• Your task:
Reproduce the records. Keep every word exact and include no images.

[Some records]
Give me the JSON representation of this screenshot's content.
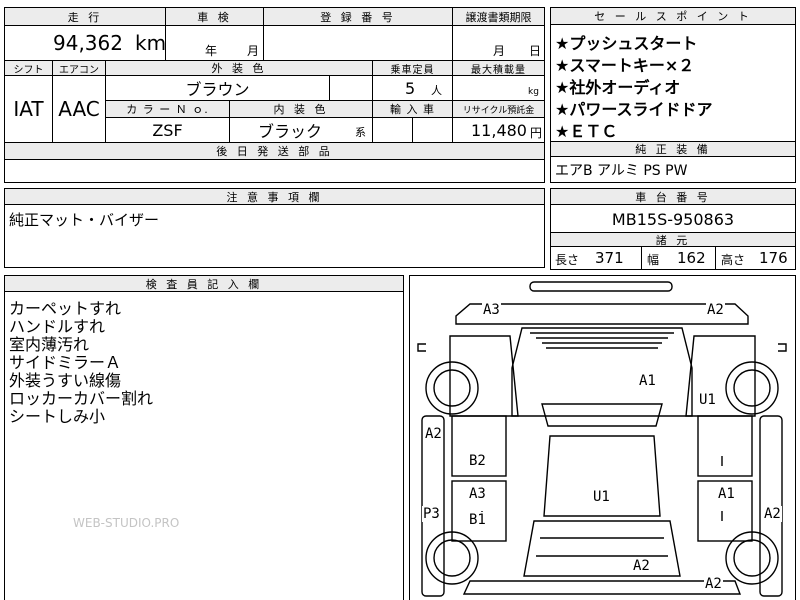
{
  "top": {
    "mileage_label": "走 行",
    "mileage_value": "94,362",
    "mileage_unit": "km",
    "inspection_label": "車 検",
    "inspection_year": "年",
    "inspection_month": "月",
    "registration_label": "登 録 番 号",
    "transfer_label": "譲渡書類期限",
    "transfer_month": "月",
    "transfer_day": "日",
    "shift_label": "シフト",
    "aircon_label": "エアコン",
    "shift_value": "IAT",
    "aircon_value": "AAC",
    "exterior_label": "外 装 色",
    "exterior_value": "ブラウン",
    "capacity_label": "乗車定員",
    "capacity_value": "5",
    "capacity_unit": "人",
    "maxload_label": "最大積載量",
    "maxload_unit": "kg",
    "colorno_label": "カ ラ ー Ｎ ｏ.",
    "colorno_value": "ZSF",
    "interior_label": "内 装 色",
    "interior_value": "ブラック",
    "interior_suffix": "系",
    "import_label": "輸 入 車",
    "recycle_label": "リサイクル預託金",
    "recycle_value": "11,480",
    "recycle_unit": "円",
    "later_parts_label": "後 日 発 送 部 品"
  },
  "sales_points": {
    "label": "セ ー ル ス ポ イ ン ト",
    "items": [
      "★プッシュスタート",
      "★スマートキー×２",
      "★社外オーディオ",
      "★パワースライドドア",
      "★ＥＴＣ"
    ]
  },
  "equipment": {
    "label": "純 正 装 備",
    "value": "エアB アルミ PS PW"
  },
  "notes": {
    "label": "注 意 事 項 欄",
    "value": "純正マット・バイザー"
  },
  "chassis": {
    "label": "車 台 番 号",
    "value": "MB15S-950863"
  },
  "dimensions": {
    "label": "諸 元",
    "length_label": "長さ",
    "length_value": "371",
    "width_label": "幅",
    "width_value": "162",
    "height_label": "高さ",
    "height_value": "176"
  },
  "inspector": {
    "label": "検 査 員 記 入 欄",
    "lines": [
      "カーペットすれ",
      "ハンドルすれ",
      "室内薄汚れ",
      "サイドミラーＡ",
      "外装うすい線傷",
      "ロッカーカバー割れ",
      "シートしみ小"
    ]
  },
  "watermark": "WEB-STUDIO.PRO",
  "damage": {
    "a3_top": "A3",
    "a2_top_right": "A2",
    "a1_hood": "A1",
    "u1_right_front": "U1",
    "a2_left_side": "A2",
    "b2_left": "B2",
    "a3_left_door": "A3",
    "b1_left_door": "B1",
    "u1_roof": "U1",
    "a1_right_door": "A1",
    "p3_left": "P3",
    "a2_right_side": "A2",
    "a2_rear_center": "A2",
    "a2_bottom_right": "A2"
  }
}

• Written solution:
Give me the JSON representation of this screenshot's content.
{
  "top": {
    "mileage_label": "走 行",
    "mileage_value": "94,362",
    "mileage_unit": "km",
    "inspection_label": "車 検",
    "inspection_year": "年",
    "inspection_month": "月",
    "registration_label": "登 録 番 号",
    "transfer_label": "譲渡書類期限",
    "transfer_month": "月",
    "transfer_day": "日",
    "shift_label": "シフト",
    "aircon_label": "エアコン",
    "shift_value": "IAT",
    "aircon_value": "AAC",
    "exterior_label": "外 装 色",
    "exterior_value": "ブラウン",
    "capacity_label": "乗車定員",
    "capacity_value": "5",
    "capacity_unit": "人",
    "maxload_label": "最大積載量",
    "maxload_unit": "kg",
    "colorno_label": "カ ラ ー Ｎ ｏ.",
    "colorno_value": "ZSF",
    "interior_label": "内 装 色",
    "interior_value": "ブラック",
    "interior_suffix": "系",
    "import_label": "輸 入 車",
    "recycle_label": "リサイクル預託金",
    "recycle_value": "11,480",
    "recycle_unit": "円",
    "later_parts_label": "後 日 発 送 部 品"
  },
  "sales_points": {
    "label": "セ ー ル ス ポ イ ン ト",
    "items": [
      "★プッシュスタート",
      "★スマートキー×２",
      "★社外オーディオ",
      "★パワースライドドア",
      "★ＥＴＣ"
    ]
  },
  "equipment": {
    "label": "純 正 装 備",
    "value": "エアB アルミ PS PW"
  },
  "notes": {
    "label": "注 意 事 項 欄",
    "value": "純正マット・バイザー"
  },
  "chassis": {
    "label": "車 台 番 号",
    "value": "MB15S-950863"
  },
  "dimensions": {
    "label": "諸 元",
    "length_label": "長さ",
    "length_value": "371",
    "width_label": "幅",
    "width_value": "162",
    "height_label": "高さ",
    "height_value": "176"
  },
  "inspector": {
    "label": "検 査 員 記 入 欄",
    "lines": [
      "カーペットすれ",
      "ハンドルすれ",
      "室内薄汚れ",
      "サイドミラーＡ",
      "外装うすい線傷",
      "ロッカーカバー割れ",
      "シートしみ小"
    ]
  },
  "watermark": "WEB-STUDIO.PRO",
  "damage": {
    "a3_top": "A3",
    "a2_top_right": "A2",
    "a1_hood": "A1",
    "u1_right_front": "U1",
    "a2_left_side": "A2",
    "b2_left": "B2",
    "a3_left_door": "A3",
    "b1_left_door": "B1",
    "u1_roof": "U1",
    "a1_right_door": "A1",
    "p3_left": "P3",
    "a2_right_side": "A2",
    "a2_rear_center": "A2",
    "a2_bottom_right": "A2"
  }
}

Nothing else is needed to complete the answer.